— START —
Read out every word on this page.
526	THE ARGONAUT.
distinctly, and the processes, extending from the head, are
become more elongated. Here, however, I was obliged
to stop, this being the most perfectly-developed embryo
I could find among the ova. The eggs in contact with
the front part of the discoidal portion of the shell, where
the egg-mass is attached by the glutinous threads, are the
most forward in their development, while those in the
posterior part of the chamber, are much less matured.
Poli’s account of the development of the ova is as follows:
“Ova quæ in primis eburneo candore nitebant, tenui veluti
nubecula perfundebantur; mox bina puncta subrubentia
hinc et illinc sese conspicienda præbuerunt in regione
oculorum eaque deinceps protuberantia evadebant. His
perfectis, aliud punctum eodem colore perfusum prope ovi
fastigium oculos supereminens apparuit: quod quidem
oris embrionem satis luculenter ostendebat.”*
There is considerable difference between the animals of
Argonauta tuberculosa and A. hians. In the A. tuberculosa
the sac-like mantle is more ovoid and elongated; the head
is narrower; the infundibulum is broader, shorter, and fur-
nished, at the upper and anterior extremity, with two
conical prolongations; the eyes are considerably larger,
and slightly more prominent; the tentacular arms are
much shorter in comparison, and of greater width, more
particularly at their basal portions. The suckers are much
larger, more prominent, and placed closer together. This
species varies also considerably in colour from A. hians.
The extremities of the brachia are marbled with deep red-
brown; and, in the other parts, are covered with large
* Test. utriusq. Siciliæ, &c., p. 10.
— END —
» Exercise requirements
Identify the lines in the entries that hold "from" and return each one.

» The reply
distinctly, and the processes, extending from the head, are
species varies also considerably in colour from A. hians.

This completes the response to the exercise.